> TRECHO DA PÁGINA
==========

Bertolt Brecht
São Paulo.
No Metrô, Estação da Sé, principal encontro de cotovelos da cidade. O orientador tenta organizar as pessoas nas grades de ferro chumbadas no chão. Empurra, freia, contém os grupos nos currais que dão acesso aos vagões. É a única forma de impedir que, na parada dos trens, no afã de entrar, as pessoas se esmaguem. A porta se abre, entra uma leva, o curral esvazia, a corda sobe, os cotovelos voltam a se encontrar no apertado espaço entre as grades. Um curral não para gado, mas para gente. Um curral naturalizado, cotidiano, aceito. Suor, desconforto, ansiedade para entrar logo, trocar o aperto incerto da estação pelo aperto-deslocamento dentro do trem, este pelo menos tão seguro e certo quanto o rumo dos trilhos. Todo dia é assim. Vez ou outra, alguma confusão faz o aperto virar briga, o risco iminente de o desespero e o medo se espalharem. Uma tragédia engatilhada, esperando o estopim. Todo dia.
No ônibus que saiu do Terminal Parque Dom Pedro II, no Centro de São Paulo, rumo à Itaquera, na Zona Leste, mais aperto. A senhora não tem onde sentar. Leva sacolas pesadas. A senhora não tem onde ficar de pé. Um cotovelo na costela, um pé no chão tentando garantir o equilíbrio nas curvas. O rapaz mais próximo finge que dorme, boné afundado na cara. Cansaço coletivo. Entra mais gente. Um garoto senta na tampa do motor, do lado do motorista. É quente, tem um adesivo indicando o risco de se sentar ali. Não tem mais lugar no ônibus, o motorista deixa. Entra mais gente. A senhora se aperta mais. Encolhe o peito murcho. Respira agoniada. A senhora não cabe mais.
Na Avenida Rebouças, motoristas sentados no vazio da imensidão de carros cada vez maiores constrastam com trabalhadores-sardinhas enlatados nos ônibus. Todos democraticamente parados no trânsito. Nos carros, na maioria, só uma pessoa, um cidadão sozinho, cansado, sem contato com ninguém. Um celular, quem sabe. Uma acelerada. O ritmo que enjooa, acelera, para. Luz vermelha, luz branca. Fumaça. Buzina. Dentro dos coletivos, falta espaço para respirar. Chove e é ainda pior. Cheiro azedo. Acelera, para. Fumaça. Buzina.

==========

> MATERIAL EXTRAÍDO
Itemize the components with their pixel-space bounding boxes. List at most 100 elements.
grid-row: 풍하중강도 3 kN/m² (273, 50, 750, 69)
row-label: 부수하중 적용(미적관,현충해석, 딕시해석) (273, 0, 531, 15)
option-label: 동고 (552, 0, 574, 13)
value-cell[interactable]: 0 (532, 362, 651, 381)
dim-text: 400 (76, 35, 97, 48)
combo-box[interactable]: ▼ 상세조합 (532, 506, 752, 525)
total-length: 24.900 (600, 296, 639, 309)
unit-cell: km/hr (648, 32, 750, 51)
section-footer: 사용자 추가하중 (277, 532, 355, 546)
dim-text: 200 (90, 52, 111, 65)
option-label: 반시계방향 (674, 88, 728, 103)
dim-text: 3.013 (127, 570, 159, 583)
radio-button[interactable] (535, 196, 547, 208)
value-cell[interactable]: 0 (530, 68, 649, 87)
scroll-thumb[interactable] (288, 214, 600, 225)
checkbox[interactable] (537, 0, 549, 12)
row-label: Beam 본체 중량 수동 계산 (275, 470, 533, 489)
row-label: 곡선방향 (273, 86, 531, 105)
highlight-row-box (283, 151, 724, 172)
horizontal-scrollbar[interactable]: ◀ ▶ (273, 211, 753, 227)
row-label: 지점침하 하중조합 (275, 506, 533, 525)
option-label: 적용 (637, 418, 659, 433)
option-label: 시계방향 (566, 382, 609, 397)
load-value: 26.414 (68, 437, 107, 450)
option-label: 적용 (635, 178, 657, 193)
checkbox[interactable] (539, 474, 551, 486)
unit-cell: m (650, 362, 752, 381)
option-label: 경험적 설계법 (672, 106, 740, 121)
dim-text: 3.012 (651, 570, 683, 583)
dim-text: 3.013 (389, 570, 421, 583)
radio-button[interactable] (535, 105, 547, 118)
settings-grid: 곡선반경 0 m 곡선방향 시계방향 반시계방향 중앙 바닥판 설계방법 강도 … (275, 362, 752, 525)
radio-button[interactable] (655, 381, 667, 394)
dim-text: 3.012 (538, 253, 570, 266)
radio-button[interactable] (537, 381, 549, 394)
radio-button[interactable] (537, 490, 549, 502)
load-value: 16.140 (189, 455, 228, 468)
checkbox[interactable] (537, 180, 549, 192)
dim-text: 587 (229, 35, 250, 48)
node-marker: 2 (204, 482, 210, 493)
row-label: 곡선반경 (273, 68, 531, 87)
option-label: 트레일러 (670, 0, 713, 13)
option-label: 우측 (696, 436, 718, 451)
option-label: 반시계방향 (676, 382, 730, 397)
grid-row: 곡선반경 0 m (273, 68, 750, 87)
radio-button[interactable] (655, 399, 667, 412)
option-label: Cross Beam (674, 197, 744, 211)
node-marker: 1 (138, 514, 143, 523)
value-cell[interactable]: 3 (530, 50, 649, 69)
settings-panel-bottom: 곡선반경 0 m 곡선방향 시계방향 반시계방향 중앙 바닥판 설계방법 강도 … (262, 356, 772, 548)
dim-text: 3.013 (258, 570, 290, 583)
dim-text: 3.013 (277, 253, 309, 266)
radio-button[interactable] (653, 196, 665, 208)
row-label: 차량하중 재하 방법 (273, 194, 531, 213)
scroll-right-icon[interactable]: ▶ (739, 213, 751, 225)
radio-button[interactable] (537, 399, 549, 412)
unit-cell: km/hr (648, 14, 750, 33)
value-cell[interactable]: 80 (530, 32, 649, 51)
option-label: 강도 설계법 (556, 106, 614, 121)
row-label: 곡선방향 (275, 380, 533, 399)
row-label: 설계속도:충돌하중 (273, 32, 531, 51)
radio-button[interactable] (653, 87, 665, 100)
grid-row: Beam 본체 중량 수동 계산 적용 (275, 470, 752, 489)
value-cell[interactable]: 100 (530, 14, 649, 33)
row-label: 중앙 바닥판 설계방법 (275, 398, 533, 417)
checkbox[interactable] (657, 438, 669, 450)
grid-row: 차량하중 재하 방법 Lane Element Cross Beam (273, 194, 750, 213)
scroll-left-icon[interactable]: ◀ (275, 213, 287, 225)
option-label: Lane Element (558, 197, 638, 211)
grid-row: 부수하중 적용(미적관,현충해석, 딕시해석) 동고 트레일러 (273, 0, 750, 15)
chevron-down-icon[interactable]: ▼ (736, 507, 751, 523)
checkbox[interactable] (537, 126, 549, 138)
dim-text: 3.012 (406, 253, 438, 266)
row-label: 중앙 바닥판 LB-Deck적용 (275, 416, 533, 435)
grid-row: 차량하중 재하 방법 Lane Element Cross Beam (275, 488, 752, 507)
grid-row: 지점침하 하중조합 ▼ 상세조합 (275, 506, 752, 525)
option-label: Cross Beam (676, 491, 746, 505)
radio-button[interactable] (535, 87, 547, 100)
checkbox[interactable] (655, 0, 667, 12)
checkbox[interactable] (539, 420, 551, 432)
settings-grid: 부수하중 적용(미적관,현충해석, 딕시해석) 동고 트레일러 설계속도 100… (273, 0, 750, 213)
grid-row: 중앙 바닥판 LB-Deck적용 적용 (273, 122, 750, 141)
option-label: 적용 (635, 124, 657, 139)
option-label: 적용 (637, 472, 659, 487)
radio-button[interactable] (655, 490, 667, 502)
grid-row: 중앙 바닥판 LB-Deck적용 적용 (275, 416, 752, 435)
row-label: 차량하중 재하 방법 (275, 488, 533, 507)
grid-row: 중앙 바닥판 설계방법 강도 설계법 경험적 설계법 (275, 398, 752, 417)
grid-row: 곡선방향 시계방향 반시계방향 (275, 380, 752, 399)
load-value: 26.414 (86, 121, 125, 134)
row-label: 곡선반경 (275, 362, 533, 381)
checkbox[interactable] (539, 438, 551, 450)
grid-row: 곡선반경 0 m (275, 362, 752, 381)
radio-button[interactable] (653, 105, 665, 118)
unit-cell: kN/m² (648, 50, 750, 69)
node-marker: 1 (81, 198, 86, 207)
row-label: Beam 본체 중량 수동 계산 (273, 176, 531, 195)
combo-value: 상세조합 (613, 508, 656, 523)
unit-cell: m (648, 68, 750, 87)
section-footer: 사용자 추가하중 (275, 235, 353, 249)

==========

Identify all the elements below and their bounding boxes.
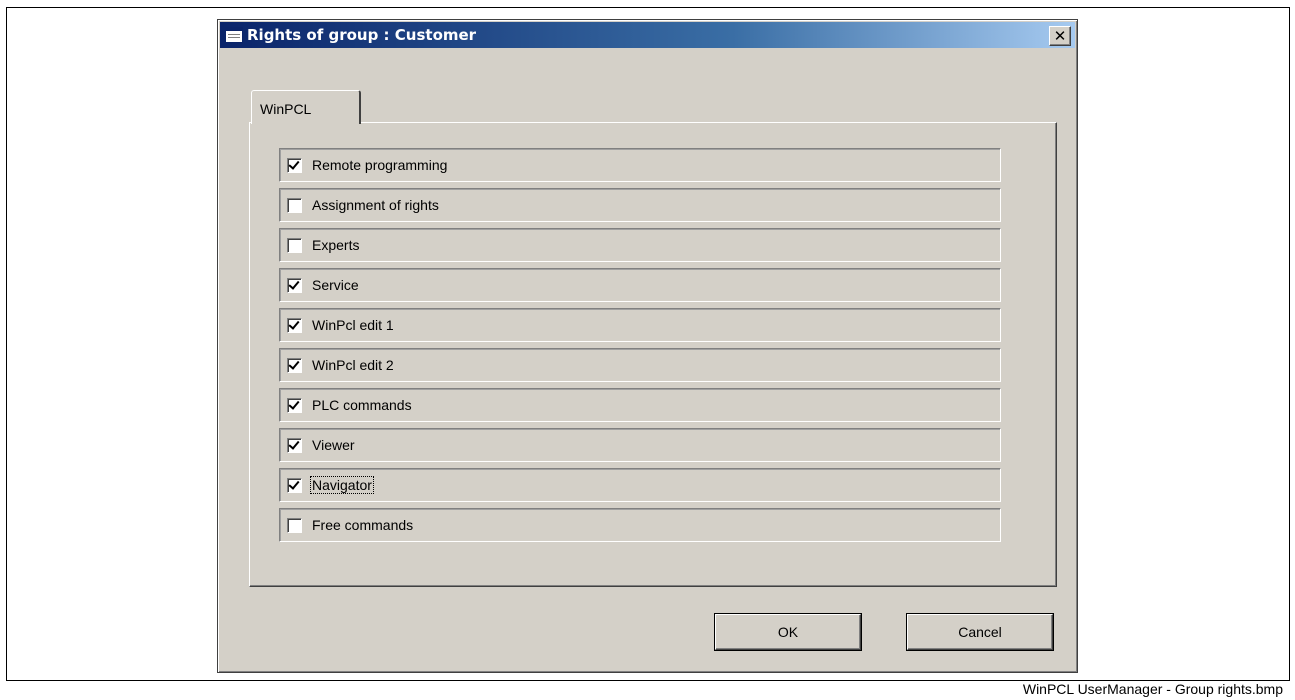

==========

> INSTRUÇÕES DO EXERCÍCIO
(1) No texto sobre o transporte em São Paulo, para onde vai o ônibus que saiu do Terminal Parque Dom Pedro II?
(2) Por favor, continue o texto sobre o transporte em São Paulo a partir da última frase.

> RESPOSTAS EM ORDEM
(1) Para Itaquera, na Zona Leste.

(2)
No canto da avenida, o ciclista. O radialista boçal vocifera contra o absurdo de se andar de bicicleta em São Paulo. De se sonhar com outra cidade. O motorista está cansado. Ouve sem atenção. Boceja. Vê a bicicleta. Ou nem vê. Continua acelerando, desatento, apressado, estressado. Imprudente. Xinga alguém. Odeia um motoqueiro. Acelera. Toma uma fechada. Corta a frente de outra pessoa. Passa tirando fina do ciclista. E solta um palavrão. Cansado, chega em casa, toma uma bebida forte e vai dormir. Para repetir isso tudo no dia seguinte.
Medo
“O medo cega, disse a rapariga dos óculos escuros, São palavras certas, já éramos cegos no momento em que cegámos, o medo nos cegou, o medo nos fará continuar cegos (…) Então perguntou o velho da venda preta, Quantos cegos serão precisos para fazer uma cegueira. Ninguém lhe soube responder”.
José Saramago
As impressões acima são reais. Aconteceram e continuam acontecendo em São Paulo, a cidade supostamente mais rica do país. Rica se for para considerar o dinheiro que por aqui circula. Mas pobre se for para levar em conta a percepção dos seus cidadãos. A falta de. A ideia de reunir todas as impressões acentuando os absurdos rotineiros que se tornam invisíveis veio a partir de palavras do Mia Couto, o melhor escritor vivo de língua portuguesa do planeta. Culpa dele, que decidiu lançar um alerta sobre como a “banalização da injustiça” pode deixar “invisível a miséria material e moral”, durante aula inaugural na Escola de Comunicação e Artes, da Universidade Eduardo Mondlane, em Maputo, Moçambique.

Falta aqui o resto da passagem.